## ÉNONCÉ
Filtrez les items qui suivent en recopiant chaque ligne où figure le mot « handle », en respectant la casse.

## Enregistrements tirés d'un jeu de données
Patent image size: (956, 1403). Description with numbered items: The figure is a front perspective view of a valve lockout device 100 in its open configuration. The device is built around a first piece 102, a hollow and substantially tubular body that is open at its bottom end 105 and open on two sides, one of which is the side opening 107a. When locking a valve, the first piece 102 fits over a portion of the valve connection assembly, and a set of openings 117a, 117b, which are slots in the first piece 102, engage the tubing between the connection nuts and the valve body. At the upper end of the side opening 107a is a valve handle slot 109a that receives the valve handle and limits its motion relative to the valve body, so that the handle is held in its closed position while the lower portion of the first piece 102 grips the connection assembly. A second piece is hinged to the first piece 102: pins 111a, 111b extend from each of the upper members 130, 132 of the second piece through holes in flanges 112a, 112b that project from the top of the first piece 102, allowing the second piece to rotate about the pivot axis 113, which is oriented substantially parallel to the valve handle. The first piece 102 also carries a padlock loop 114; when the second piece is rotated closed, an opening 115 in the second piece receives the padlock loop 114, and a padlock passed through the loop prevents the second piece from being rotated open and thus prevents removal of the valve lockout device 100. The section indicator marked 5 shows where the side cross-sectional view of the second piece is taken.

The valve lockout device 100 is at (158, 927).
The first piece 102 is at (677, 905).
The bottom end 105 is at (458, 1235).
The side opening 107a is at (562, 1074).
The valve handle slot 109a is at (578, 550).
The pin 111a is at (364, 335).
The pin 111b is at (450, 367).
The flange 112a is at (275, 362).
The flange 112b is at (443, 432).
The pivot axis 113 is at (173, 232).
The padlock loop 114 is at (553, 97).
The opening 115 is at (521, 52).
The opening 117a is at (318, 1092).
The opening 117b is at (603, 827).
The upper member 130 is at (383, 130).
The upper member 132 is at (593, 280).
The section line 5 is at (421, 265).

## CORRIGÉ
Patent image size: (956, 1403). Description with numbered items: The figure is a front perspective view of a valve lockout device 100 in its open configuration. The device is built around a first piece 102, a hollow and substantially tubular body that is open at its bottom end 105 and open on two sides, one of which is the side opening 107a. When locking a valve, the first piece 102 fits over a portion of the valve connection assembly, and a set of openings 117a, 117b, which are slots in the first piece 102, engage the tubing between the connection nuts and the valve body. At the upper end of the side opening 107a is a valve handle slot 109a that receives the valve handle and limits its motion relative to the valve body, so that the handle is held in its closed position while the lower portion of the first piece 102 grips the connection assembly. A second piece is hinged to the first piece 102: pins 111a, 111b extend from each of the upper members 130, 132 of the second piece through holes in flanges 112a, 112b that project from the top of the first piece 102, allowing the second piece to rotate about the pivot axis 113, which is oriented substantially parallel to the valve handle. The first piece 102 also carries a padlock loop 114; when the second piece is rotated closed, an opening 115 in the second piece receives the padlock loop 114, and a padlock passed through the loop prevents the second piece from being rotated open and thus prevents removal of the valve lockout device 100. The section indicator marked 5 shows where the side cross-sectional view of the second piece is taken.
The valve handle slot 109a is at (578, 550).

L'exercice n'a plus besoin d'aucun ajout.